¿En qué se parecen personajes tan disímiles como el carapintada Aldo Rico, el chistoso Luis Juez, el indescriptible Julio Cobos, el ténue Felipe Solá, el otrora periodista Miguel Bonasso, el pétreo Carlos Reutemann, el muralista radical Gustavo Posse, el papelonero Aníbal Ibarra y su camaleónico cuñado de facto, Alberto Angel Fernández?
Todos fueron huyendo más o menos espantados del matrimonio Kirchner durante los últimos quince meses.
Todos lo hicieron después de haber fogoneado y/o aplaudido a rabiar durante años el “proyecto político en marcha” hasta darle la espalda, acusando a Néstor y a Cristina de autoritarios y maltratadores.

## Datos disponibles
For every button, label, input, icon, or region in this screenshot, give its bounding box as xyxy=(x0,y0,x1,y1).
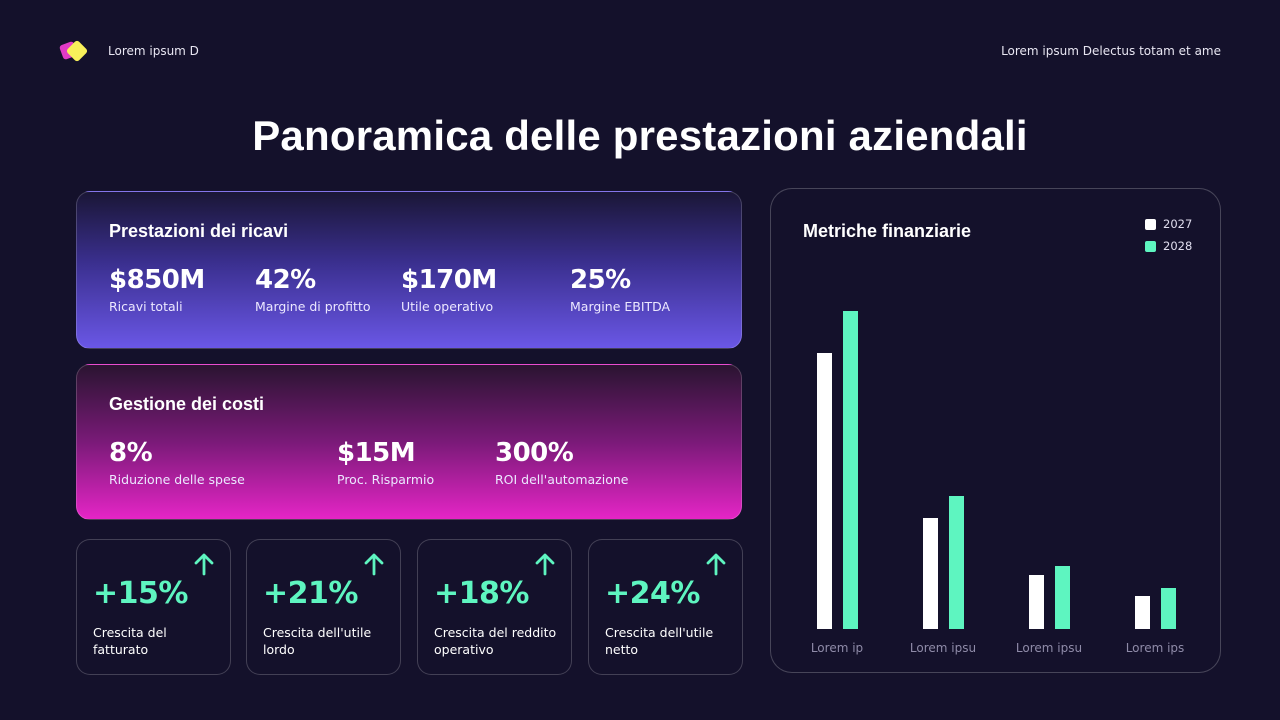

## Consigna
¿Puedes editar el pasaje y reproducirlo comenzando en "Todos fueron huyendo" y terminando en "autoritarios y maltratadores.", con "matrimonio Kirchner" sustituido por "gobierno kirchnerista"?

## Respuesta
Todos fueron huyendo más o menos espantados del gobierno kirchnerista durante los últimos quince meses.
Todos lo hicieron después de haber fogoneado y/o aplaudido a rabiar durante años el “proyecto político en marcha” hasta darle la espalda, acusando a Néstor y a Cristina de autoritarios y maltratadores.